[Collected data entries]
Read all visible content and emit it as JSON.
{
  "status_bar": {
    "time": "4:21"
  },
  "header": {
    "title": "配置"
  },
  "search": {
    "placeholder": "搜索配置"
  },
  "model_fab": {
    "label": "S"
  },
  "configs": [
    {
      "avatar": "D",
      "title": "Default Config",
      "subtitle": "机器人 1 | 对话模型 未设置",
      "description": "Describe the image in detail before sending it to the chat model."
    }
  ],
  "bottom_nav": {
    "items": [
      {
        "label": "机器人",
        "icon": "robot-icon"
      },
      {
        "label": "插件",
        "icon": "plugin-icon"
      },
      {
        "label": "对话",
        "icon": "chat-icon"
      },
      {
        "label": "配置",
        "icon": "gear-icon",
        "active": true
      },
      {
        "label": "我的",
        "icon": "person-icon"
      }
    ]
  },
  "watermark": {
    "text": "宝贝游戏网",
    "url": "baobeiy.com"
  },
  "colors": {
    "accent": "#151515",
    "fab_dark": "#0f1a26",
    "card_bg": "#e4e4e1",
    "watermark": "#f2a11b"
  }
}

## YOUR GOAL
Your task is to transcribe the material exactly.

## COMPLETED EXERCISE
Read all visible content and emit it as JSON.
{
  "status_bar": {
    "time": "4:21"
  },
  "header": {
    "title": "配置"
  },
  "search": {
    "placeholder": "搜索配置"
  },
  "model_fab": {
    "label": "S"
  },
  "configs": [
    {
      "avatar": "D",
      "title": "Default Config",
      "subtitle": "机器人 1 | 对话模型 未设置",
      "description": "Describe the image in detail before sending it to the chat model."
    }
  ],
  "bottom_nav": {
    "items": [
      {
        "label": "机器人",
        "icon": "robot-icon"
      },
      {
        "label": "插件",
        "icon": "plugin-icon"
      },
      {
        "label": "对话",
        "icon": "chat-icon"
      },
      {
        "label": "配置",
        "icon": "gear-icon",
        "active": true
      },
      {
        "label": "我的",
        "icon": "person-icon"
      }
    ]
  },
  "watermark": {
    "text": "宝贝游戏网",
    "url": "baobeiy.com"
  },
  "colors": {
    "accent": "#151515",
    "fab_dark": "#0f1a26",
    "card_bg": "#e4e4e1",
    "watermark": "#f2a11b"
  }
}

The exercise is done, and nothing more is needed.